-- Begin Supplied information --

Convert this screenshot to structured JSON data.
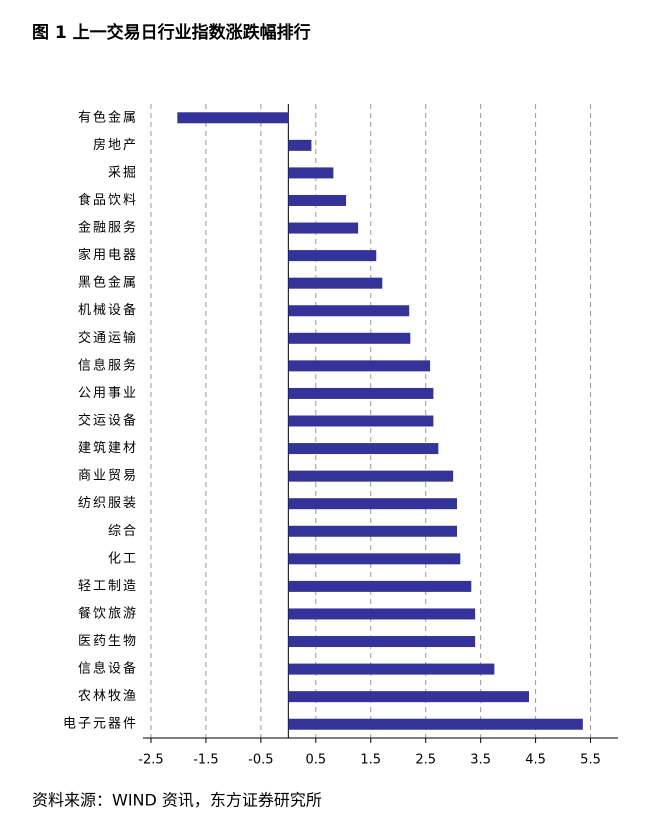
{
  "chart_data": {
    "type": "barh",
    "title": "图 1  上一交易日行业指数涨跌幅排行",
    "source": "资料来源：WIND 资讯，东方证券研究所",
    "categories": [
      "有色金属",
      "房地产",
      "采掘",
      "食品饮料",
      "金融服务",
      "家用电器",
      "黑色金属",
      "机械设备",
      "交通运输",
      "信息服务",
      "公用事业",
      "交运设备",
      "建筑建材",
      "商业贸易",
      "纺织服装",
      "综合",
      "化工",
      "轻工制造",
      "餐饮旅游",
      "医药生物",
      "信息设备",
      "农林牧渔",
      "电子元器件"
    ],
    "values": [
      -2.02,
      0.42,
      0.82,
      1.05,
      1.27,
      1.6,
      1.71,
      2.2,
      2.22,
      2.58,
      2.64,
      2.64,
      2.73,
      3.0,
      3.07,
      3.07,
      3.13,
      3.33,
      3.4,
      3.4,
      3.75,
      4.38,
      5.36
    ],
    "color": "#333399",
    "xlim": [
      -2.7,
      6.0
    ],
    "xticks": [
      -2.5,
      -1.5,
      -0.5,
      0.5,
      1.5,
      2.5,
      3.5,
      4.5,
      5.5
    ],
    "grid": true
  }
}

-- End Supplied information --

#### [Directions]
Leaving aside the images, write out the entries above word for word.

#### [Answer]
Convert this screenshot to structured JSON data.
{
  "chart_data": {
    "type": "barh",
    "title": "图 1  上一交易日行业指数涨跌幅排行",
    "source": "资料来源：WIND 资讯，东方证券研究所",
    "categories": [
      "有色金属",
      "房地产",
      "采掘",
      "食品饮料",
      "金融服务",
      "家用电器",
      "黑色金属",
      "机械设备",
      "交通运输",
      "信息服务",
      "公用事业",
      "交运设备",
      "建筑建材",
      "商业贸易",
      "纺织服装",
      "综合",
      "化工",
      "轻工制造",
      "餐饮旅游",
      "医药生物",
      "信息设备",
      "农林牧渔",
      "电子元器件"
    ],
    "values": [
      -2.02,
      0.42,
      0.82,
      1.05,
      1.27,
      1.6,
      1.71,
      2.2,
      2.22,
      2.58,
      2.64,
      2.64,
      2.73,
      3.0,
      3.07,
      3.07,
      3.13,
      3.33,
      3.4,
      3.4,
      3.75,
      4.38,
      5.36
    ],
    "color": "#333399",
    "xlim": [
      -2.7,
      6.0
    ],
    "xticks": [
      -2.5,
      -1.5,
      -0.5,
      0.5,
      1.5,
      2.5,
      3.5,
      4.5,
      5.5
    ],
    "grid": true
  }
}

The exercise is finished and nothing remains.